WHAT THE TASK ASKS =
Return the listing below verbatim. Pictures do not belong in the copy.

GIVEN RECORDS =
□ □ □

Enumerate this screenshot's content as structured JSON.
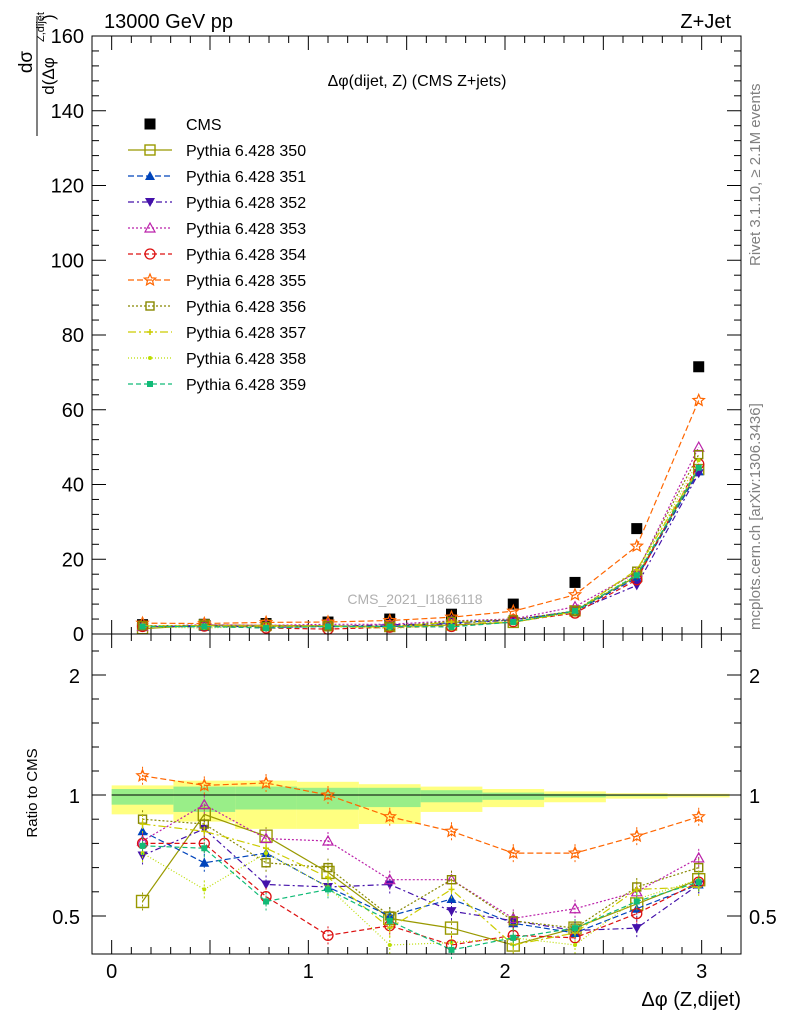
{
  "header": {
    "left": "13000 GeV pp",
    "right": "Z+Jet"
  },
  "side_labels": {
    "rivet": "Rivet 3.1.10, ≥ 2.1M events",
    "mcplots": "mcplots.cern.ch [arXiv:1306.3436]"
  },
  "chart_data": [
    {
      "type": "scatter",
      "title": "Δφ(dijet, Z) (CMS Z+jets)",
      "ylabel": "dσ / d(Δφ^{Z,dijet})",
      "watermark": "CMS_2021_I1866118",
      "xlim": [
        -0.1,
        3.2
      ],
      "ylim": [
        0,
        160
      ],
      "yticks": [
        "0",
        "20",
        "40",
        "60",
        "80",
        "100",
        "120",
        "140",
        "160"
      ],
      "x": [
        0.157,
        0.471,
        0.785,
        1.1,
        1.414,
        1.728,
        2.042,
        2.356,
        2.67,
        2.985
      ],
      "series": [
        {
          "name": "CMS",
          "color": "#000000",
          "marker": "filled-square",
          "dash": "",
          "values": [
            2.5,
            2.6,
            2.8,
            3.2,
            4.0,
            5.3,
            8.0,
            13.8,
            28.2,
            71.5
          ]
        },
        {
          "name": "Pythia 6.428 350",
          "color": "#999900",
          "marker": "open-square",
          "dash": "",
          "values": [
            1.4,
            2.4,
            2.3,
            2.2,
            2.0,
            2.4,
            3.1,
            6.2,
            15.4,
            44.0
          ]
        },
        {
          "name": "Pythia 6.428 351",
          "color": "#0044bb",
          "marker": "filled-triangle-up",
          "dash": "6,3",
          "values": [
            2.1,
            1.9,
            2.1,
            2.0,
            2.0,
            3.0,
            3.8,
            6.0,
            15.0,
            43.5
          ]
        },
        {
          "name": "Pythia 6.428 352",
          "color": "#4411aa",
          "marker": "filled-triangle-down",
          "dash": "6,3,2,3",
          "values": [
            1.9,
            2.3,
            1.8,
            2.0,
            2.5,
            2.7,
            3.8,
            6.1,
            13.0,
            43.0
          ]
        },
        {
          "name": "Pythia 6.428 353",
          "color": "#bb22aa",
          "marker": "open-triangle-up",
          "dash": "2,2",
          "values": [
            2.0,
            2.5,
            2.3,
            2.6,
            2.6,
            3.5,
            4.0,
            7.3,
            16.5,
            50.0
          ]
        },
        {
          "name": "Pythia 6.428 354",
          "color": "#dd1111",
          "marker": "open-circle",
          "dash": "5,3",
          "values": [
            2.0,
            2.1,
            1.6,
            1.3,
            1.8,
            2.0,
            3.3,
            5.6,
            14.5,
            45.5
          ]
        },
        {
          "name": "Pythia 6.428 355",
          "color": "#ff6600",
          "marker": "open-star",
          "dash": "6,3",
          "values": [
            2.9,
            2.8,
            3.1,
            3.2,
            3.6,
            4.5,
            6.1,
            10.5,
            23.5,
            62.5
          ]
        },
        {
          "name": "Pythia 6.428 356",
          "color": "#888800",
          "marker": "open-square-small",
          "dash": "2,2",
          "values": [
            2.2,
            2.3,
            2.0,
            2.2,
            2.0,
            3.4,
            3.8,
            6.2,
            16.8,
            48.0
          ]
        },
        {
          "name": "Pythia 6.428 357",
          "color": "#cccc00",
          "marker": "small-cross",
          "dash": "8,3,2,3",
          "values": [
            2.2,
            2.2,
            2.2,
            2.1,
            1.8,
            3.2,
            3.1,
            6.0,
            17.2,
            44.5
          ]
        },
        {
          "name": "Pythia 6.428 358",
          "color": "#bbdd00",
          "marker": "dot",
          "dash": "1,2",
          "values": [
            1.9,
            1.6,
            2.1,
            2.0,
            1.5,
            2.3,
            3.3,
            5.8,
            16.0,
            46.5
          ]
        },
        {
          "name": "Pythia 6.428 359",
          "color": "#11bb77",
          "marker": "filled-square-small",
          "dash": "5,3",
          "values": [
            2.0,
            2.0,
            1.6,
            2.0,
            2.0,
            1.9,
            3.2,
            6.2,
            15.7,
            44.5
          ]
        }
      ]
    },
    {
      "type": "scatter",
      "ylabel": "Ratio to CMS",
      "xlabel": "Δφ (Z,dijet)",
      "xlim": [
        -0.1,
        3.2
      ],
      "ylim": [
        0.34,
        2.3
      ],
      "xticks": [
        "0",
        "1",
        "2",
        "3"
      ],
      "yticks": [
        "0.5",
        "1",
        "2"
      ],
      "bin_edges": [
        0.0,
        0.314,
        0.628,
        0.942,
        1.257,
        1.571,
        1.885,
        2.199,
        2.513,
        2.827,
        3.142
      ],
      "band_inner": [
        [
          0.96,
          1.05
        ],
        [
          0.93,
          1.07
        ],
        [
          0.94,
          1.07
        ],
        [
          0.94,
          1.06
        ],
        [
          0.95,
          1.06
        ],
        [
          0.97,
          1.04
        ],
        [
          0.98,
          1.02
        ],
        [
          0.99,
          1.01
        ],
        [
          0.995,
          1.005
        ],
        [
          0.997,
          1.003
        ]
      ],
      "band_outer": [
        [
          0.92,
          1.08
        ],
        [
          0.89,
          1.12
        ],
        [
          0.86,
          1.12
        ],
        [
          0.86,
          1.11
        ],
        [
          0.88,
          1.09
        ],
        [
          0.93,
          1.07
        ],
        [
          0.95,
          1.05
        ],
        [
          0.97,
          1.03
        ],
        [
          0.985,
          1.015
        ],
        [
          0.99,
          1.01
        ]
      ],
      "reference": 1.0,
      "series": [
        {
          "name": "Pythia 6.428 350",
          "values": [
            0.56,
            0.92,
            0.83,
            0.68,
            0.49,
            0.45,
            0.38,
            0.45,
            0.55,
            0.65
          ]
        },
        {
          "name": "Pythia 6.428 351",
          "values": [
            0.85,
            0.72,
            0.76,
            0.62,
            0.5,
            0.57,
            0.47,
            0.43,
            0.53,
            0.63
          ]
        },
        {
          "name": "Pythia 6.428 352",
          "values": [
            0.75,
            0.86,
            0.63,
            0.62,
            0.63,
            0.52,
            0.48,
            0.44,
            0.45,
            0.63
          ]
        },
        {
          "name": "Pythia 6.428 353",
          "values": [
            0.81,
            0.96,
            0.82,
            0.81,
            0.65,
            0.65,
            0.49,
            0.53,
            0.6,
            0.74
          ]
        },
        {
          "name": "Pythia 6.428 354",
          "values": [
            0.8,
            0.8,
            0.58,
            0.42,
            0.46,
            0.38,
            0.42,
            0.41,
            0.51,
            0.64
          ]
        },
        {
          "name": "Pythia 6.428 355",
          "values": [
            1.16,
            1.08,
            1.1,
            1.0,
            0.91,
            0.85,
            0.76,
            0.76,
            0.83,
            0.91
          ]
        },
        {
          "name": "Pythia 6.428 356",
          "values": [
            0.9,
            0.88,
            0.72,
            0.7,
            0.5,
            0.65,
            0.48,
            0.45,
            0.62,
            0.7
          ]
        },
        {
          "name": "Pythia 6.428 357",
          "values": [
            0.88,
            0.85,
            0.78,
            0.66,
            0.45,
            0.61,
            0.38,
            0.43,
            0.61,
            0.62
          ]
        },
        {
          "name": "Pythia 6.428 358",
          "values": [
            0.76,
            0.61,
            0.76,
            0.62,
            0.38,
            0.39,
            0.41,
            0.38,
            0.57,
            0.65
          ]
        },
        {
          "name": "Pythia 6.428 359",
          "values": [
            0.79,
            0.78,
            0.56,
            0.61,
            0.48,
            0.36,
            0.41,
            0.45,
            0.56,
            0.64
          ]
        }
      ]
    }
  ]
}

□ □ □

ANSWER FOR THIS EXERCISE =
Enumerate this screenshot's content as structured JSON.
{
  "header": {
    "left": "13000 GeV pp",
    "right": "Z+Jet"
  },
  "side_labels": {
    "rivet": "Rivet 3.1.10, ≥ 2.1M events",
    "mcplots": "mcplots.cern.ch [arXiv:1306.3436]"
  },
  "chart_data": [
    {
      "type": "scatter",
      "title": "Δφ(dijet, Z) (CMS Z+jets)",
      "ylabel": "dσ / d(Δφ^{Z,dijet})",
      "watermark": "CMS_2021_I1866118",
      "xlim": [
        -0.1,
        3.2
      ],
      "ylim": [
        0,
        160
      ],
      "yticks": [
        "0",
        "20",
        "40",
        "60",
        "80",
        "100",
        "120",
        "140",
        "160"
      ],
      "x": [
        0.157,
        0.471,
        0.785,
        1.1,
        1.414,
        1.728,
        2.042,
        2.356,
        2.67,
        2.985
      ],
      "series": [
        {
          "name": "CMS",
          "color": "#000000",
          "marker": "filled-square",
          "dash": "",
          "values": [
            2.5,
            2.6,
            2.8,
            3.2,
            4.0,
            5.3,
            8.0,
            13.8,
            28.2,
            71.5
          ]
        },
        {
          "name": "Pythia 6.428 350",
          "color": "#999900",
          "marker": "open-square",
          "dash": "",
          "values": [
            1.4,
            2.4,
            2.3,
            2.2,
            2.0,
            2.4,
            3.1,
            6.2,
            15.4,
            44.0
          ]
        },
        {
          "name": "Pythia 6.428 351",
          "color": "#0044bb",
          "marker": "filled-triangle-up",
          "dash": "6,3",
          "values": [
            2.1,
            1.9,
            2.1,
            2.0,
            2.0,
            3.0,
            3.8,
            6.0,
            15.0,
            43.5
          ]
        },
        {
          "name": "Pythia 6.428 352",
          "color": "#4411aa",
          "marker": "filled-triangle-down",
          "dash": "6,3,2,3",
          "values": [
            1.9,
            2.3,
            1.8,
            2.0,
            2.5,
            2.7,
            3.8,
            6.1,
            13.0,
            43.0
          ]
        },
        {
          "name": "Pythia 6.428 353",
          "color": "#bb22aa",
          "marker": "open-triangle-up",
          "dash": "2,2",
          "values": [
            2.0,
            2.5,
            2.3,
            2.6,
            2.6,
            3.5,
            4.0,
            7.3,
            16.5,
            50.0
          ]
        },
        {
          "name": "Pythia 6.428 354",
          "color": "#dd1111",
          "marker": "open-circle",
          "dash": "5,3",
          "values": [
            2.0,
            2.1,
            1.6,
            1.3,
            1.8,
            2.0,
            3.3,
            5.6,
            14.5,
            45.5
          ]
        },
        {
          "name": "Pythia 6.428 355",
          "color": "#ff6600",
          "marker": "open-star",
          "dash": "6,3",
          "values": [
            2.9,
            2.8,
            3.1,
            3.2,
            3.6,
            4.5,
            6.1,
            10.5,
            23.5,
            62.5
          ]
        },
        {
          "name": "Pythia 6.428 356",
          "color": "#888800",
          "marker": "open-square-small",
          "dash": "2,2",
          "values": [
            2.2,
            2.3,
            2.0,
            2.2,
            2.0,
            3.4,
            3.8,
            6.2,
            16.8,
            48.0
          ]
        },
        {
          "name": "Pythia 6.428 357",
          "color": "#cccc00",
          "marker": "small-cross",
          "dash": "8,3,2,3",
          "values": [
            2.2,
            2.2,
            2.2,
            2.1,
            1.8,
            3.2,
            3.1,
            6.0,
            17.2,
            44.5
          ]
        },
        {
          "name": "Pythia 6.428 358",
          "color": "#bbdd00",
          "marker": "dot",
          "dash": "1,2",
          "values": [
            1.9,
            1.6,
            2.1,
            2.0,
            1.5,
            2.3,
            3.3,
            5.8,
            16.0,
            46.5
          ]
        },
        {
          "name": "Pythia 6.428 359",
          "color": "#11bb77",
          "marker": "filled-square-small",
          "dash": "5,3",
          "values": [
            2.0,
            2.0,
            1.6,
            2.0,
            2.0,
            1.9,
            3.2,
            6.2,
            15.7,
            44.5
          ]
        }
      ]
    },
    {
      "type": "scatter",
      "ylabel": "Ratio to CMS",
      "xlabel": "Δφ (Z,dijet)",
      "xlim": [
        -0.1,
        3.2
      ],
      "ylim": [
        0.34,
        2.3
      ],
      "xticks": [
        "0",
        "1",
        "2",
        "3"
      ],
      "yticks": [
        "0.5",
        "1",
        "2"
      ],
      "bin_edges": [
        0.0,
        0.314,
        0.628,
        0.942,
        1.257,
        1.571,
        1.885,
        2.199,
        2.513,
        2.827,
        3.142
      ],
      "band_inner": [
        [
          0.96,
          1.05
        ],
        [
          0.93,
          1.07
        ],
        [
          0.94,
          1.07
        ],
        [
          0.94,
          1.06
        ],
        [
          0.95,
          1.06
        ],
        [
          0.97,
          1.04
        ],
        [
          0.98,
          1.02
        ],
        [
          0.99,
          1.01
        ],
        [
          0.995,
          1.005
        ],
        [
          0.997,
          1.003
        ]
      ],
      "band_outer": [
        [
          0.92,
          1.08
        ],
        [
          0.89,
          1.12
        ],
        [
          0.86,
          1.12
        ],
        [
          0.86,
          1.11
        ],
        [
          0.88,
          1.09
        ],
        [
          0.93,
          1.07
        ],
        [
          0.95,
          1.05
        ],
        [
          0.97,
          1.03
        ],
        [
          0.985,
          1.015
        ],
        [
          0.99,
          1.01
        ]
      ],
      "reference": 1.0,
      "series": [
        {
          "name": "Pythia 6.428 350",
          "values": [
            0.56,
            0.92,
            0.83,
            0.68,
            0.49,
            0.45,
            0.38,
            0.45,
            0.55,
            0.65
          ]
        },
        {
          "name": "Pythia 6.428 351",
          "values": [
            0.85,
            0.72,
            0.76,
            0.62,
            0.5,
            0.57,
            0.47,
            0.43,
            0.53,
            0.63
          ]
        },
        {
          "name": "Pythia 6.428 352",
          "values": [
            0.75,
            0.86,
            0.63,
            0.62,
            0.63,
            0.52,
            0.48,
            0.44,
            0.45,
            0.63
          ]
        },
        {
          "name": "Pythia 6.428 353",
          "values": [
            0.81,
            0.96,
            0.82,
            0.81,
            0.65,
            0.65,
            0.49,
            0.53,
            0.6,
            0.74
          ]
        },
        {
          "name": "Pythia 6.428 354",
          "values": [
            0.8,
            0.8,
            0.58,
            0.42,
            0.46,
            0.38,
            0.42,
            0.41,
            0.51,
            0.64
          ]
        },
        {
          "name": "Pythia 6.428 355",
          "values": [
            1.16,
            1.08,
            1.1,
            1.0,
            0.91,
            0.85,
            0.76,
            0.76,
            0.83,
            0.91
          ]
        },
        {
          "name": "Pythia 6.428 356",
          "values": [
            0.9,
            0.88,
            0.72,
            0.7,
            0.5,
            0.65,
            0.48,
            0.45,
            0.62,
            0.7
          ]
        },
        {
          "name": "Pythia 6.428 357",
          "values": [
            0.88,
            0.85,
            0.78,
            0.66,
            0.45,
            0.61,
            0.38,
            0.43,
            0.61,
            0.62
          ]
        },
        {
          "name": "Pythia 6.428 358",
          "values": [
            0.76,
            0.61,
            0.76,
            0.62,
            0.38,
            0.39,
            0.41,
            0.38,
            0.57,
            0.65
          ]
        },
        {
          "name": "Pythia 6.428 359",
          "values": [
            0.79,
            0.78,
            0.56,
            0.61,
            0.48,
            0.36,
            0.41,
            0.45,
            0.56,
            0.64
          ]
        }
      ]
    }
  ]
}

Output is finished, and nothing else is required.